> [Written request]:
Copy out every line exactly, passing over the pictures.

> [Task data]:
· · ·

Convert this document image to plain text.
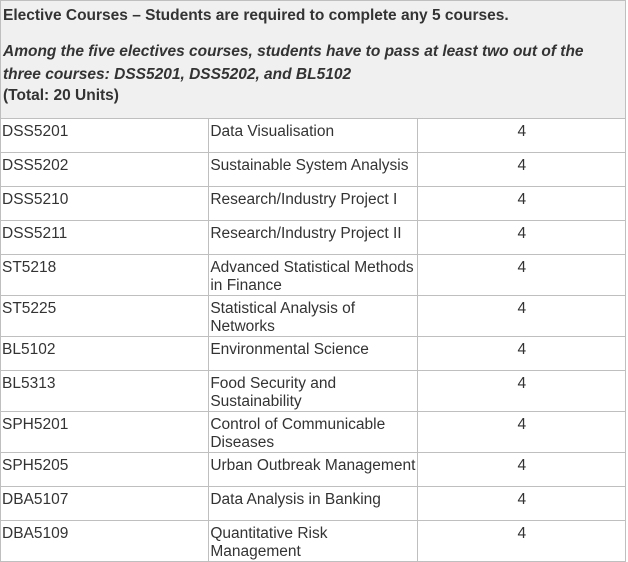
Elective Courses – Students are required to complete any 5 courses.

Among the five electives courses, students have to pass at least two out of the three courses: DSS5201, DSS5202, and BL5102

(Total: 20 Units)		

DSS5201	Data Visualisation	4
DSS5202	Sustainable System Analysis	4
DSS5210	Research/Industry Project I	4
DSS5211	Research/Industry Project II	4
ST5218	Advanced Statistical Methods in Finance	4
ST5225	Statistical Analysis of Networks	4
BL5102	Environmental Science	4
BL5313	Food Security and Sustainability	4
SPH5201	Control of Communicable Diseases	4
SPH5205	Urban Outbreak Management	4
DBA5107	Data Analysis in Banking	4
DBA5109	Quantitative Risk Management	4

· · ·

> [Complete output]:
Convert this document image to plain text.
Elective Courses – Students are required to complete any 5 courses.

Among the five electives courses, students have to pass at least two out of the three courses: DSS5201, DSS5202, and BL5102

(Total: 20 Units)		

DSS5201	Data Visualisation	4
DSS5202	Sustainable System Analysis	4
DSS5210	Research/Industry Project I	4
DSS5211	Research/Industry Project II	4
ST5218	Advanced Statistical Methods in Finance	4
ST5225	Statistical Analysis of Networks	4
BL5102	Environmental Science	4
BL5313	Food Security and Sustainability	4
SPH5201	Control of Communicable Diseases	4
SPH5205	Urban Outbreak Management	4
DBA5107	Data Analysis in Banking	4
DBA5109	Quantitative Risk Management	4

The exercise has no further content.